Exactly reproduce the entries, dropping any pictures from your copy.

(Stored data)
__________
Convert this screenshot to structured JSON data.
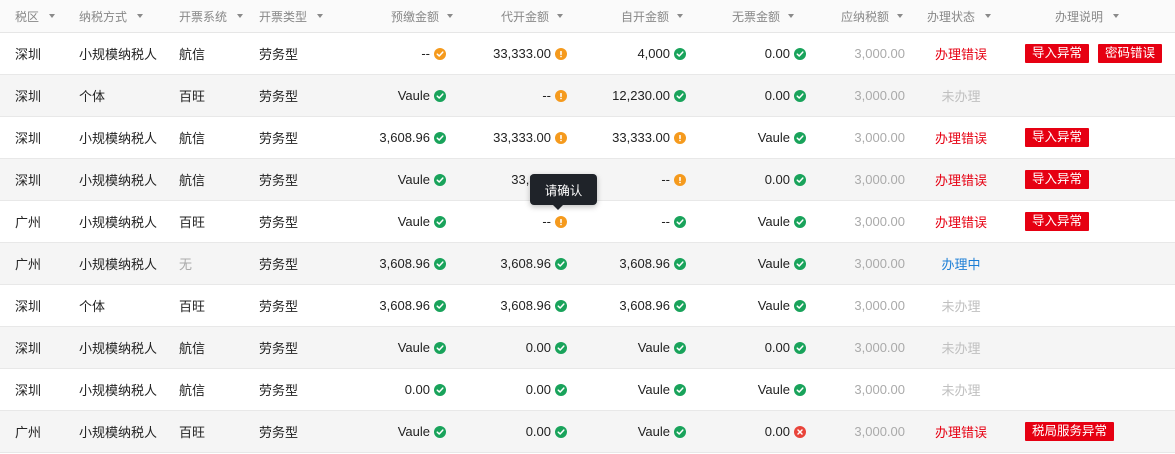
{
  "columns": [
    {
      "label": "税区"
    },
    {
      "label": "纳税方式"
    },
    {
      "label": "开票系统"
    },
    {
      "label": "开票类型"
    },
    {
      "label": "预缴金额"
    },
    {
      "label": "代开金额"
    },
    {
      "label": "自开金额"
    },
    {
      "label": "无票金额"
    },
    {
      "label": "应纳税额"
    },
    {
      "label": "办理状态"
    },
    {
      "label": "办理说明"
    }
  ],
  "rows": [
    {
      "region": "深圳",
      "tax_method": "小规模纳税人",
      "system": "航信",
      "invoice_type": "劳务型",
      "prepaid": {
        "value": "--",
        "icon": "warn-icon"
      },
      "agent": {
        "value": "33,333.00",
        "icon": "exclamation-icon"
      },
      "self": {
        "value": "4,000",
        "icon": "check-icon"
      },
      "noticket": {
        "value": "0.00",
        "icon": "check-icon"
      },
      "tax": "3,000.00",
      "status": "办理错误",
      "status_kind": "error",
      "notes": [
        "导入异常",
        "密码错误"
      ]
    },
    {
      "region": "深圳",
      "tax_method": "个体",
      "system": "百旺",
      "invoice_type": "劳务型",
      "prepaid": {
        "value": "Vaule",
        "icon": "check-icon"
      },
      "agent": {
        "value": "--",
        "icon": "exclamation-icon"
      },
      "self": {
        "value": "12,230.00",
        "icon": "check-icon"
      },
      "noticket": {
        "value": "0.00",
        "icon": "check-icon"
      },
      "tax": "3,000.00",
      "status": "未办理",
      "status_kind": "none",
      "notes": []
    },
    {
      "region": "深圳",
      "tax_method": "小规模纳税人",
      "system": "航信",
      "invoice_type": "劳务型",
      "prepaid": {
        "value": "3,608.96",
        "icon": "check-icon"
      },
      "agent": {
        "value": "33,333.00",
        "icon": "exclamation-icon"
      },
      "self": {
        "value": "33,333.00",
        "icon": "exclamation-icon"
      },
      "noticket": {
        "value": "Vaule",
        "icon": "check-icon"
      },
      "tax": "3,000.00",
      "status": "办理错误",
      "status_kind": "error",
      "notes": [
        "导入异常"
      ]
    },
    {
      "region": "深圳",
      "tax_method": "小规模纳税人",
      "system": "航信",
      "invoice_type": "劳务型",
      "prepaid": {
        "value": "Vaule",
        "icon": "check-icon"
      },
      "agent": {
        "value": "33,333",
        "icon": "exclamation-icon"
      },
      "self": {
        "value": "--",
        "icon": "exclamation-icon"
      },
      "noticket": {
        "value": "0.00",
        "icon": "check-icon"
      },
      "tax": "3,000.00",
      "status": "办理错误",
      "status_kind": "error",
      "notes": [
        "导入异常"
      ]
    },
    {
      "region": "广州",
      "tax_method": "小规模纳税人",
      "system": "百旺",
      "invoice_type": "劳务型",
      "prepaid": {
        "value": "Vaule",
        "icon": "check-icon"
      },
      "agent": {
        "value": "--",
        "icon": "exclamation-icon"
      },
      "self": {
        "value": "--",
        "icon": "check-icon"
      },
      "noticket": {
        "value": "Vaule",
        "icon": "check-icon"
      },
      "tax": "3,000.00",
      "status": "办理错误",
      "status_kind": "error",
      "notes": [
        "导入异常"
      ]
    },
    {
      "region": "广州",
      "tax_method": "小规模纳税人",
      "system": "无",
      "system_muted": true,
      "invoice_type": "劳务型",
      "prepaid": {
        "value": "3,608.96",
        "icon": "check-icon"
      },
      "agent": {
        "value": "3,608.96",
        "icon": "check-icon"
      },
      "self": {
        "value": "3,608.96",
        "icon": "check-icon"
      },
      "noticket": {
        "value": "Vaule",
        "icon": "check-icon"
      },
      "tax": "3,000.00",
      "status": "办理中",
      "status_kind": "doing",
      "notes": []
    },
    {
      "region": "深圳",
      "tax_method": "个体",
      "system": "百旺",
      "invoice_type": "劳务型",
      "prepaid": {
        "value": "3,608.96",
        "icon": "check-icon"
      },
      "agent": {
        "value": "3,608.96",
        "icon": "check-icon"
      },
      "self": {
        "value": "3,608.96",
        "icon": "check-icon"
      },
      "noticket": {
        "value": "Vaule",
        "icon": "check-icon"
      },
      "tax": "3,000.00",
      "status": "未办理",
      "status_kind": "none",
      "notes": []
    },
    {
      "region": "深圳",
      "tax_method": "小规模纳税人",
      "system": "航信",
      "invoice_type": "劳务型",
      "prepaid": {
        "value": "Vaule",
        "icon": "check-icon"
      },
      "agent": {
        "value": "0.00",
        "icon": "check-icon"
      },
      "self": {
        "value": "Vaule",
        "icon": "check-icon"
      },
      "noticket": {
        "value": "0.00",
        "icon": "check-icon"
      },
      "tax": "3,000.00",
      "status": "未办理",
      "status_kind": "none",
      "notes": []
    },
    {
      "region": "深圳",
      "tax_method": "小规模纳税人",
      "system": "航信",
      "invoice_type": "劳务型",
      "prepaid": {
        "value": "0.00",
        "icon": "check-icon"
      },
      "agent": {
        "value": "0.00",
        "icon": "check-icon"
      },
      "self": {
        "value": "Vaule",
        "icon": "check-icon"
      },
      "noticket": {
        "value": "Vaule",
        "icon": "check-icon"
      },
      "tax": "3,000.00",
      "status": "未办理",
      "status_kind": "none",
      "notes": []
    },
    {
      "region": "广州",
      "tax_method": "小规模纳税人",
      "system": "百旺",
      "invoice_type": "劳务型",
      "prepaid": {
        "value": "Vaule",
        "icon": "check-icon"
      },
      "agent": {
        "value": "0.00",
        "icon": "check-icon"
      },
      "self": {
        "value": "Vaule",
        "icon": "check-icon"
      },
      "noticket": {
        "value": "0.00",
        "icon": "error-icon"
      },
      "tax": "3,000.00",
      "status": "办理错误",
      "status_kind": "error",
      "notes": [
        "税局服务异常"
      ]
    }
  ],
  "tooltip": {
    "text": "请确认"
  },
  "colors": {
    "ok": "#19a35b",
    "warn": "#f59a1d",
    "error": "#e9443a",
    "status_error": "#e60012",
    "status_doing": "#1c7ed6",
    "tag_bg": "#e60012"
  }
}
__________
## Expected answer
Convert this screenshot to structured JSON data.
{
  "columns": [
    {
      "label": "税区"
    },
    {
      "label": "纳税方式"
    },
    {
      "label": "开票系统"
    },
    {
      "label": "开票类型"
    },
    {
      "label": "预缴金额"
    },
    {
      "label": "代开金额"
    },
    {
      "label": "自开金额"
    },
    {
      "label": "无票金额"
    },
    {
      "label": "应纳税额"
    },
    {
      "label": "办理状态"
    },
    {
      "label": "办理说明"
    }
  ],
  "rows": [
    {
      "region": "深圳",
      "tax_method": "小规模纳税人",
      "system": "航信",
      "invoice_type": "劳务型",
      "prepaid": {
        "value": "--",
        "icon": "warn-icon"
      },
      "agent": {
        "value": "33,333.00",
        "icon": "exclamation-icon"
      },
      "self": {
        "value": "4,000",
        "icon": "check-icon"
      },
      "noticket": {
        "value": "0.00",
        "icon": "check-icon"
      },
      "tax": "3,000.00",
      "status": "办理错误",
      "status_kind": "error",
      "notes": [
        "导入异常",
        "密码错误"
      ]
    },
    {
      "region": "深圳",
      "tax_method": "个体",
      "system": "百旺",
      "invoice_type": "劳务型",
      "prepaid": {
        "value": "Vaule",
        "icon": "check-icon"
      },
      "agent": {
        "value": "--",
        "icon": "exclamation-icon"
      },
      "self": {
        "value": "12,230.00",
        "icon": "check-icon"
      },
      "noticket": {
        "value": "0.00",
        "icon": "check-icon"
      },
      "tax": "3,000.00",
      "status": "未办理",
      "status_kind": "none",
      "notes": []
    },
    {
      "region": "深圳",
      "tax_method": "小规模纳税人",
      "system": "航信",
      "invoice_type": "劳务型",
      "prepaid": {
        "value": "3,608.96",
        "icon": "check-icon"
      },
      "agent": {
        "value": "33,333.00",
        "icon": "exclamation-icon"
      },
      "self": {
        "value": "33,333.00",
        "icon": "exclamation-icon"
      },
      "noticket": {
        "value": "Vaule",
        "icon": "check-icon"
      },
      "tax": "3,000.00",
      "status": "办理错误",
      "status_kind": "error",
      "notes": [
        "导入异常"
      ]
    },
    {
      "region": "深圳",
      "tax_method": "小规模纳税人",
      "system": "航信",
      "invoice_type": "劳务型",
      "prepaid": {
        "value": "Vaule",
        "icon": "check-icon"
      },
      "agent": {
        "value": "33,333",
        "icon": "exclamation-icon"
      },
      "self": {
        "value": "--",
        "icon": "exclamation-icon"
      },
      "noticket": {
        "value": "0.00",
        "icon": "check-icon"
      },
      "tax": "3,000.00",
      "status": "办理错误",
      "status_kind": "error",
      "notes": [
        "导入异常"
      ]
    },
    {
      "region": "广州",
      "tax_method": "小规模纳税人",
      "system": "百旺",
      "invoice_type": "劳务型",
      "prepaid": {
        "value": "Vaule",
        "icon": "check-icon"
      },
      "agent": {
        "value": "--",
        "icon": "exclamation-icon"
      },
      "self": {
        "value": "--",
        "icon": "check-icon"
      },
      "noticket": {
        "value": "Vaule",
        "icon": "check-icon"
      },
      "tax": "3,000.00",
      "status": "办理错误",
      "status_kind": "error",
      "notes": [
        "导入异常"
      ]
    },
    {
      "region": "广州",
      "tax_method": "小规模纳税人",
      "system": "无",
      "system_muted": true,
      "invoice_type": "劳务型",
      "prepaid": {
        "value": "3,608.96",
        "icon": "check-icon"
      },
      "agent": {
        "value": "3,608.96",
        "icon": "check-icon"
      },
      "self": {
        "value": "3,608.96",
        "icon": "check-icon"
      },
      "noticket": {
        "value": "Vaule",
        "icon": "check-icon"
      },
      "tax": "3,000.00",
      "status": "办理中",
      "status_kind": "doing",
      "notes": []
    },
    {
      "region": "深圳",
      "tax_method": "个体",
      "system": "百旺",
      "invoice_type": "劳务型",
      "prepaid": {
        "value": "3,608.96",
        "icon": "check-icon"
      },
      "agent": {
        "value": "3,608.96",
        "icon": "check-icon"
      },
      "self": {
        "value": "3,608.96",
        "icon": "check-icon"
      },
      "noticket": {
        "value": "Vaule",
        "icon": "check-icon"
      },
      "tax": "3,000.00",
      "status": "未办理",
      "status_kind": "none",
      "notes": []
    },
    {
      "region": "深圳",
      "tax_method": "小规模纳税人",
      "system": "航信",
      "invoice_type": "劳务型",
      "prepaid": {
        "value": "Vaule",
        "icon": "check-icon"
      },
      "agent": {
        "value": "0.00",
        "icon": "check-icon"
      },
      "self": {
        "value": "Vaule",
        "icon": "check-icon"
      },
      "noticket": {
        "value": "0.00",
        "icon": "check-icon"
      },
      "tax": "3,000.00",
      "status": "未办理",
      "status_kind": "none",
      "notes": []
    },
    {
      "region": "深圳",
      "tax_method": "小规模纳税人",
      "system": "航信",
      "invoice_type": "劳务型",
      "prepaid": {
        "value": "0.00",
        "icon": "check-icon"
      },
      "agent": {
        "value": "0.00",
        "icon": "check-icon"
      },
      "self": {
        "value": "Vaule",
        "icon": "check-icon"
      },
      "noticket": {
        "value": "Vaule",
        "icon": "check-icon"
      },
      "tax": "3,000.00",
      "status": "未办理",
      "status_kind": "none",
      "notes": []
    },
    {
      "region": "广州",
      "tax_method": "小规模纳税人",
      "system": "百旺",
      "invoice_type": "劳务型",
      "prepaid": {
        "value": "Vaule",
        "icon": "check-icon"
      },
      "agent": {
        "value": "0.00",
        "icon": "check-icon"
      },
      "self": {
        "value": "Vaule",
        "icon": "check-icon"
      },
      "noticket": {
        "value": "0.00",
        "icon": "error-icon"
      },
      "tax": "3,000.00",
      "status": "办理错误",
      "status_kind": "error",
      "notes": [
        "税局服务异常"
      ]
    }
  ],
  "tooltip": {
    "text": "请确认"
  },
  "colors": {
    "ok": "#19a35b",
    "warn": "#f59a1d",
    "error": "#e9443a",
    "status_error": "#e60012",
    "status_doing": "#1c7ed6",
    "tag_bg": "#e60012"
  }
}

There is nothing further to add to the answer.